INFORMATION SUPPLIED:
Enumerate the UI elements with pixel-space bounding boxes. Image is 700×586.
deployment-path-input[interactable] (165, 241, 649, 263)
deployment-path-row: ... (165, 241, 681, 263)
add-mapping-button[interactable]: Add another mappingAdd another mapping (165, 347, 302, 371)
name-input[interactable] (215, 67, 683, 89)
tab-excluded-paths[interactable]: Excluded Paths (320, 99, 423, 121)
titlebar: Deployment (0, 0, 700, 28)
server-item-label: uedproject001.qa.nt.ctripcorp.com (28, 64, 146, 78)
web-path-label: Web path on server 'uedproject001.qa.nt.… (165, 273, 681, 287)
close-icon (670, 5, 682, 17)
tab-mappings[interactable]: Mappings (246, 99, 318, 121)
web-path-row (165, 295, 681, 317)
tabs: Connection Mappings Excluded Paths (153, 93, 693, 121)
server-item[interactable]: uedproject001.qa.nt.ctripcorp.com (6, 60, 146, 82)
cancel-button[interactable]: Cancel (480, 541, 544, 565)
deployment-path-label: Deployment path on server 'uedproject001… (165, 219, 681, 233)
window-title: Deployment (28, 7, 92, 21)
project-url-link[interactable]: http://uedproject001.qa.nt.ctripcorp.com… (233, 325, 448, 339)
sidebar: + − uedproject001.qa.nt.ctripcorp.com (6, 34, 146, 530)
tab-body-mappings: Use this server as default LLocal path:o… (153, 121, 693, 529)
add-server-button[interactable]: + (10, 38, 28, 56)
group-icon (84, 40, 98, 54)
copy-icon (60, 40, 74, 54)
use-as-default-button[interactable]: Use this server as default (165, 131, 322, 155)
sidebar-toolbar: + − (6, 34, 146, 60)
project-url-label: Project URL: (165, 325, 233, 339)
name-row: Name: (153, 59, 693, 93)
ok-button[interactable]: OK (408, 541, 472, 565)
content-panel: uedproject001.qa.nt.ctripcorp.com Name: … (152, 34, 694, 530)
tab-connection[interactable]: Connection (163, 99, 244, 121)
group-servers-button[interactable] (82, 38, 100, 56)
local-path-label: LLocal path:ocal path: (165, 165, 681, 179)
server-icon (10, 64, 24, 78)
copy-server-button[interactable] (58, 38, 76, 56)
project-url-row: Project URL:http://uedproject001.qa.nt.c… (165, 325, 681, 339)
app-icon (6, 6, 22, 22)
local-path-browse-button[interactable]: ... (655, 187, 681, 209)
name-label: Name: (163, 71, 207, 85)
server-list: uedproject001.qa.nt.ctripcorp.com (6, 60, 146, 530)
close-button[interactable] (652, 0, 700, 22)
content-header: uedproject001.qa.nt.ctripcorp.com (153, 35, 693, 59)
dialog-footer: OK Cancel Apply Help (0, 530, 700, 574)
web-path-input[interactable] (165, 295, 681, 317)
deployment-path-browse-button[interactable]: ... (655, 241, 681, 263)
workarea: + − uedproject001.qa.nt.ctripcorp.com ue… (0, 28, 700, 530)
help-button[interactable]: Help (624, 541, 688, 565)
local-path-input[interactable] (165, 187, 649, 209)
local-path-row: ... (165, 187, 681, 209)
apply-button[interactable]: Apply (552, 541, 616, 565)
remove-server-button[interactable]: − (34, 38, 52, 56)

WHAT YOU WILL DO:
Extract every line of the data above that contains the string "item".

REPLY:
server-item-label: uedproject001.qa.nt.ctripcorp.com (28, 64, 146, 78)
server-item[interactable]: uedproject001.qa.nt.ctripcorp.com (6, 60, 146, 82)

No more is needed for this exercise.